▶ _Entries taken from a collection_:
————————

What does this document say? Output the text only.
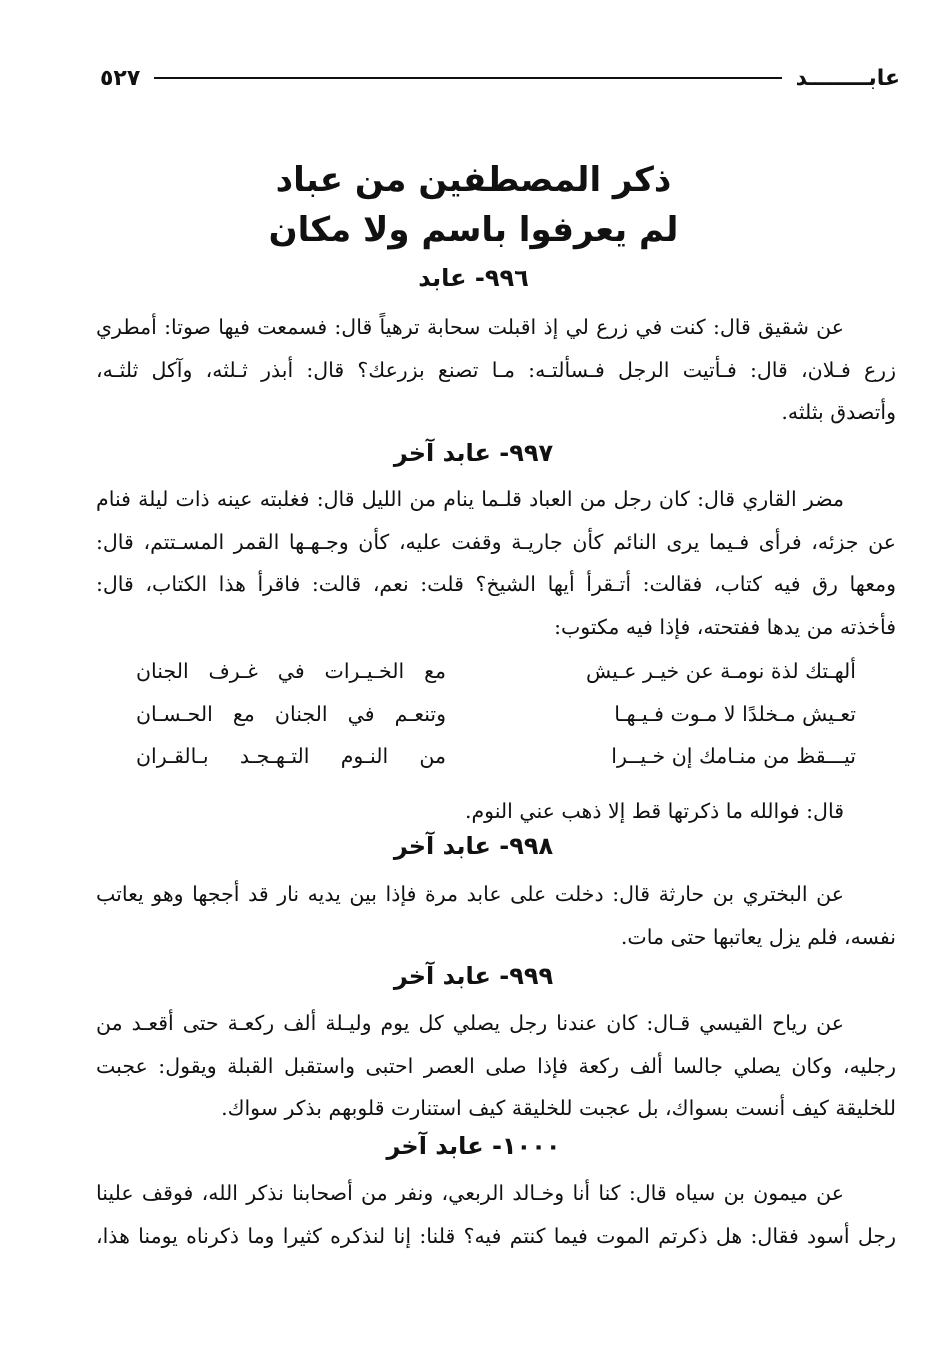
عابــــــــد
٥٢٧
ذكر المصطفين من عباد
لم يعرفوا باسم ولا مكان
٩٩٦- عابد
عن شقيق قال: كنت في زرع لي إذ اقبلت سحابة ترهياً قال: فسمعت فيها صوتا: أمطري
زرع فـلان، قال: فـأتيت الرجل فـسألتـه: مـا تصنع بزرعك؟ قال: أبذر ثـلثه، وآكل ثلثـه،
وأتصدق بثلثه.
٩٩٧- عابد آخر
مضر القاري قال: كان رجل من العباد قلـما ينام من الليل قال: فغلبته عينه ذات ليلة فنام
عن جزئه، فرأى فـيما يرى النائم كأن جاريـة وقفت عليه، كأن وجـهـها القمر المسـتتم، قال:
ومعها رق فيه كتاب، فقالت: أتـقرأ أيها الشيخ؟ قلت: نعم، قالت: فاقرأ هذا الكتاب، قال:
فأخذته من يدها ففتحته، فإذا فيه مكتوب:
ألهـتك لذة نومـة عن خيـر عـيش
مع الخـيـرات في غـرف الجنان
تعـيش مـخلدًا لا مـوت فـيـهـا
وتنعـم في الجنان مع الحـسـان
تيـــقظ من منـامك إن خـيــرا
من النـوم التـهـجـد بـالقـران
قال: فوالله ما ذكرتها قط إلا ذهب عني النوم.
٩٩٨- عابد آخر
عن البختري بن حارثة قال: دخلت على عابد مرة فإذا بين يديه نار قد أججها وهو يعاتب
نفسه، فلم يزل يعاتبها حتى مات.
٩٩٩- عابد آخر
عن رياح القيسي قـال: كان عندنا رجل يصلي كل يوم وليـلة ألف ركعـة حتى أقعـد من
رجليه، وكان يصلي جالسا ألف ركعة فإذا صلى العصر احتبى واستقبل القبلة ويقول: عجبت
للخليقة كيف أنست بسواك، بل عجبت للخليقة كيف استنارت قلوبهم بذكر سواك.
١٠٠٠- عابد آخر
عن ميمون بن سياه قال: كنا أنا وخـالد الربعي، ونفر من أصحابنا نذكر الله، فوقف علينا
رجل أسود فقال: هل ذكرتم الموت فيما كنتم فيه؟ قلنا: إنا لنذكره كثيرا وما ذكرناه يومنا هذا،
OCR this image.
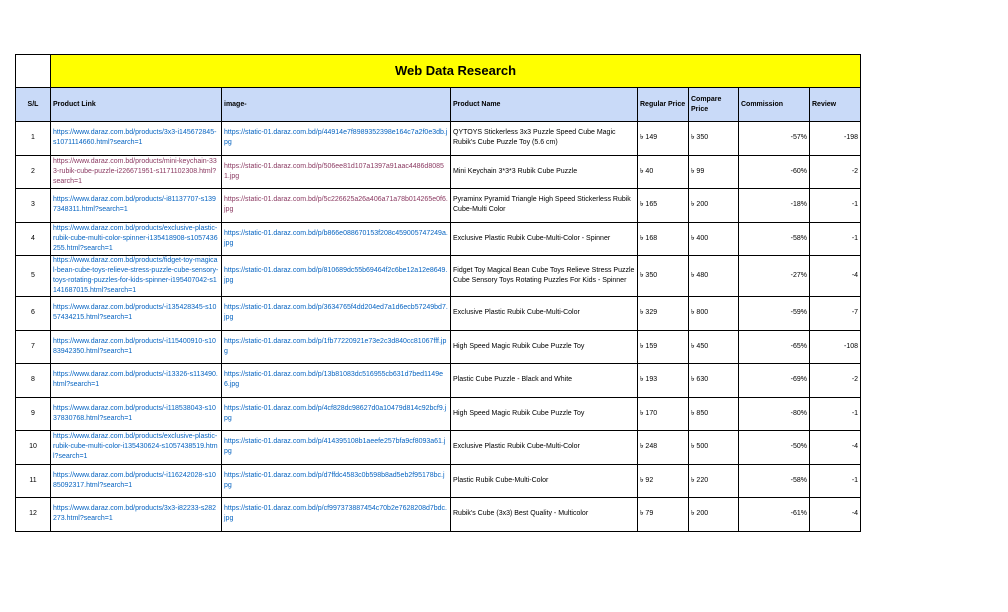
	Web Data Research						
S/L	Product Link	image-	Product Name	Regular Price	Compare Price	Commission	Review
1	https://www.daraz.com.bd/products/3x3-i145672845-s1071114660.html?search=1	https://static-01.daraz.com.bd/p/44914e7f8989352398e164c7a2f0e3db.jpg	QYTOYS Stickerless 3x3 Puzzle Speed Cube Magic Rubik's Cube Puzzle Toy (5.6 cm)	৳ 149	৳ 350	-57%	-198
2	https://www.daraz.com.bd/products/mini-keychain-333-rubik-cube-puzzle-i226671951-s1171102308.html?search=1	https://static-01.daraz.com.bd/p/506ee81d107a1397a91aac4486d80851.jpg	Mini Keychain 3*3*3 Rubik Cube Puzzle	৳ 40	৳ 99	-60%	-2
3	https://www.daraz.com.bd/products/-i81137707-s1397348311.html?search=1	https://static-01.daraz.com.bd/p/5c226625a26a406a71a78b014265e0f6.jpg	Pyraminx Pyramid Triangle High Speed Stickerless Rubik Cube-Multi Color	৳ 165	৳ 200	-18%	-1
4	https://www.daraz.com.bd/products/exclusive-plastic-rubik-cube-multi-color-spinner-i135418908-s1057436255.html?search=1	https://static-01.daraz.com.bd/p/b866e088670153f208c459005747249a.jpg	Exclusive Plastic Rubik Cube-Multi-Color - Spinner	৳ 168	৳ 400	-58%	-1
5	https://www.daraz.com.bd/products/fidget-toy-magical-bean-cube-toys-relieve-stress-puzzle-cube-sensory-toys-rotating-puzzles-for-kids-spinner-i195407042-s1141687015.html?search=1	https://static-01.daraz.com.bd/p/810689dc55b69464f2c6be12a12e8649.jpg	Fidget Toy Magical Bean Cube Toys Relieve Stress Puzzle Cube Sensory Toys Rotating Puzzles For Kids - Spinner	৳ 350	৳ 480	-27%	-4
6	https://www.daraz.com.bd/products/-i135428345-s1057434215.html?search=1	https://static-01.daraz.com.bd/p/3634765f4dd204ed7a1d6ecb57249bd7.jpg	Exclusive Plastic Rubik Cube-Multi-Color	৳ 329	৳ 800	-59%	-7
7	https://www.daraz.com.bd/products/-i115400910-s1083942350.html?search=1	https://static-01.daraz.com.bd/p/1fb77220921e73e2c3d840cc81067fff.jpg	High Speed Magic Rubik Cube Puzzle Toy	৳ 159	৳ 450	-65%	-108
8	https://www.daraz.com.bd/products/-i13326-s113490.html?search=1	https://static-01.daraz.com.bd/p/13b81083dc516955cb631d7bed1149e6.jpg	Plastic Cube Puzzle - Black and White	৳ 193	৳ 630	-69%	-2
9	https://www.daraz.com.bd/products/-i118538043-s1037830768.html?search=1	https://static-01.daraz.com.bd/p/4cf828dc98627d0a10479d814c92bcf9.jpg	High Speed Magic Rubik Cube Puzzle Toy	৳ 170	৳ 850	-80%	-1
10	https://www.daraz.com.bd/products/exclusive-plastic-rubik-cube-multi-color-i135430624-s1057438519.html?search=1	https://static-01.daraz.com.bd/p/414395108b1aeefe257bfa9cf8093a61.jpg	Exclusive Plastic Rubik Cube-Multi-Color	৳ 248	৳ 500	-50%	-4
11	https://www.daraz.com.bd/products/-i116242028-s1085092317.html?search=1	https://static-01.daraz.com.bd/p/d7ffdc4583c0b598b8ad5eb2f95178bc.jpg	Plastic Rubik Cube-Multi-Color	৳ 92	৳ 220	-58%	-1
12	https://www.daraz.com.bd/products/3x3-i82233-s282273.html?search=1	https://static-01.daraz.com.bd/p/cf997373887454c70b2e7628208d7bdc.jpg	Rubik's Cube (3x3) Best Quality - Multicolor	৳ 79	৳ 200	-61%	-4
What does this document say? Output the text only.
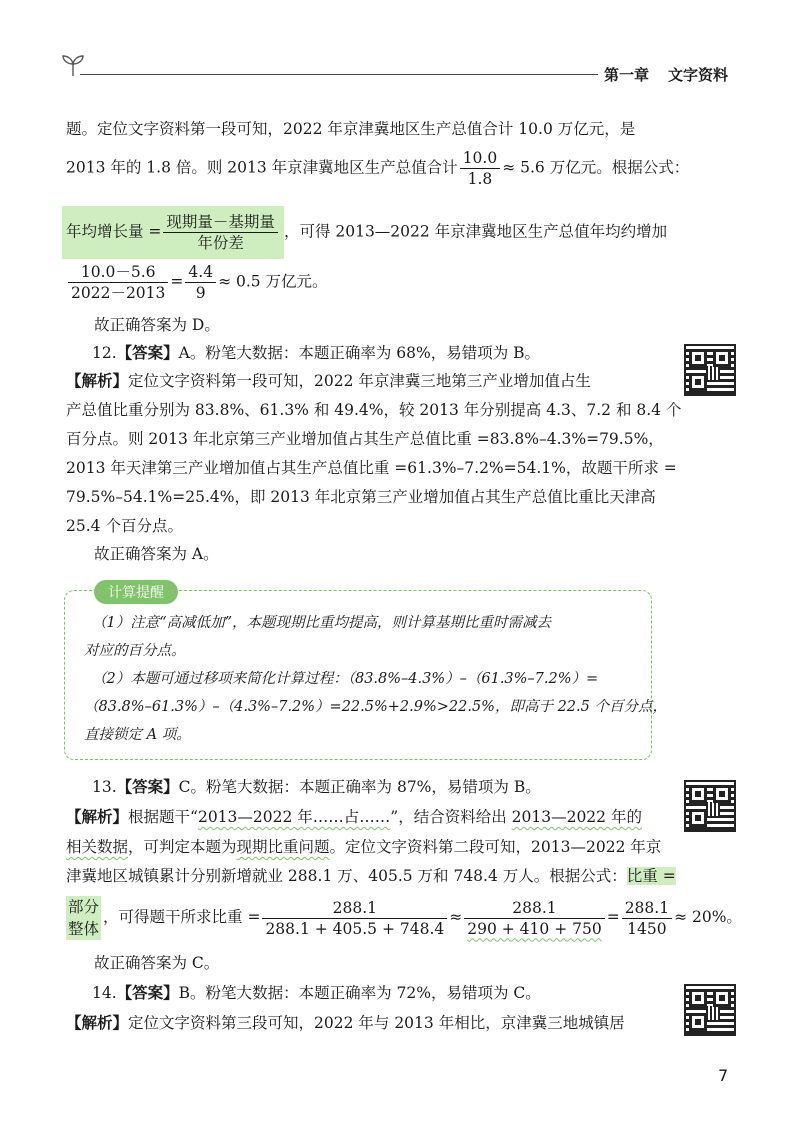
第一章 文字资料
题。定位文字资料第一段可知，2022 年京津冀地区生产总值合计 10.0 万亿元，是
2013 年的 1.8 倍。则 2013 年京津冀地区生产总值合计 $\frac{10.0}{1.8} \approx 5.6$ 万亿元。根据公式：
年均增长量 = $\frac{\text{现期量－基期量}}{\text{年份差}}$ ，可得 2013—2022 年京津冀地区生产总值年均约增加
$\frac{10.0-5.6}{2022-2013} = \frac{4.4}{9} \approx 0.5$ 万亿元。
故正确答案为 D。
12.【答案】A。粉笔大数据：本题正确率为 68%，易错项为 B。
【解析】定位文字资料第一段可知，2022 年京津冀三地第三产业增加值占生
产总值比重分别为 83.8%、61.3% 和 49.4%，较 2013 年分别提高 4.3、7.2 和 8.4 个
百分点。则 2013 年北京第三产业增加值占其生产总值比重 =83.8%–4.3%=79.5%，
2013 年天津第三产业增加值占其生产总值比重 =61.3%–7.2%=54.1%，故题干所求 =
79.5%–54.1%=25.4%，即 2013 年北京第三产业增加值占其生产总值比重比天津高
25.4 个百分点。
故正确答案为 A。
计算提醒
（1）注意“高减低加”，本题现期比重均提高，则计算基期比重时需减去
对应的百分点。
（2）本题可通过移项来简化计算过程：（83.8%–4.3%）–（61.3%–7.2%）=
（83.8%–61.3%）–（4.3%–7.2%）=22.5%+2.9%>22.5%，即高于 22.5 个百分点，
直接锁定 A 项。
13.【答案】C。粉笔大数据：本题正确率为 87%，易错项为 B。
【解析】根据题干“2013—2022 年……占……”，结合资料给出 2013—2022 年的
相关数据，可判定本题为现期比重问题。定位文字资料第二段可知，2013—2022 年京
津冀地区城镇累计分别新增就业 288.1 万、405.5 万和 748.4 万人。根据公式：比重 =
部分
整体
，可得题干所求比重 = $\frac{288.1}{288.1 + 405.5 + 748.4} \approx \frac{288.1}{290 + 410 + 750} = \frac{288.1}{1450} \approx 20\%$。
故正确答案为 C。
14.【答案】B。粉笔大数据：本题正确率为 72%，易错项为 C。
【解析】定位文字资料第三段可知，2022 年与 2013 年相比，京津冀三地城镇居
7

————————

▶ _TASK GOAL_: Pick each line holding the word "个百分点" out of the data and copy it.

▶ _ANSWER FOR THE TASK_:
25.4 个百分点。
（83.8%–61.3%）–（4.3%–7.2%）=22.5%+2.9%>22.5%，即高于 22.5 个百分点，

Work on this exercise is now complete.